_Given task_: Skip the images and return the records below exactly.

_Dataset entries_:
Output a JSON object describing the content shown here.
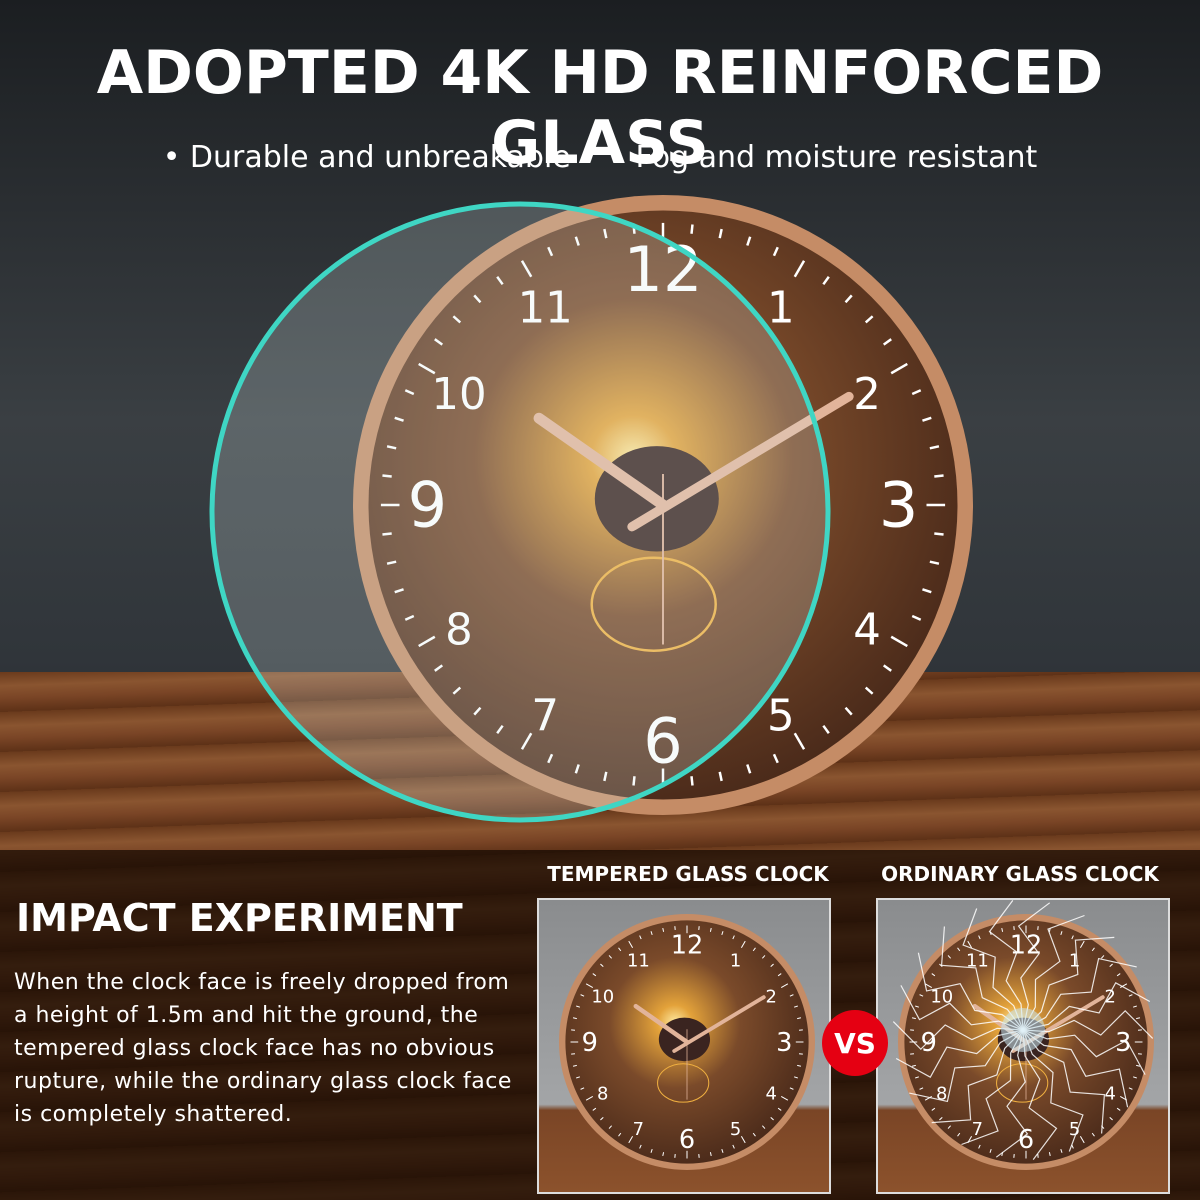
{
  "headline": "ADOPTED 4K HD REINFORCED GLASS",
  "bullets": [
    "• Durable and unbreakable",
    "• Fog and moisture resistant"
  ],
  "clock_numerals": [
    "12",
    "1",
    "2",
    "3",
    "4",
    "5",
    "6",
    "7",
    "8",
    "9",
    "10",
    "11"
  ],
  "impact": {
    "title": "IMPACT EXPERIMENT",
    "text": "When the clock face is freely dropped from a height of 1.5m and hit the ground, the tempered glass clock face has no obvious rupture, while the ordinary glass clock face is completely shattered."
  },
  "comparison": {
    "left_label": "TEMPERED GLASS CLOCK",
    "right_label": "ORDINARY GLASS CLOCK",
    "vs_label": "VS"
  },
  "colors": {
    "vs_badge": "#e50012",
    "rim": "#d9a27a",
    "glass_edge": "#3fd6c4"
  }
}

_Result of this exercise_:
Output a JSON object describing the content shown here.
{
  "headline": "ADOPTED 4K HD REINFORCED GLASS",
  "bullets": [
    "• Durable and unbreakable",
    "• Fog and moisture resistant"
  ],
  "clock_numerals": [
    "12",
    "1",
    "2",
    "3",
    "4",
    "5",
    "6",
    "7",
    "8",
    "9",
    "10",
    "11"
  ],
  "impact": {
    "title": "IMPACT EXPERIMENT",
    "text": "When the clock face is freely dropped from a height of 1.5m and hit the ground, the tempered glass clock face has no obvious rupture, while the ordinary glass clock face is completely shattered."
  },
  "comparison": {
    "left_label": "TEMPERED GLASS CLOCK",
    "right_label": "ORDINARY GLASS CLOCK",
    "vs_label": "VS"
  },
  "colors": {
    "vs_badge": "#e50012",
    "rim": "#d9a27a",
    "glass_edge": "#3fd6c4"
  }
}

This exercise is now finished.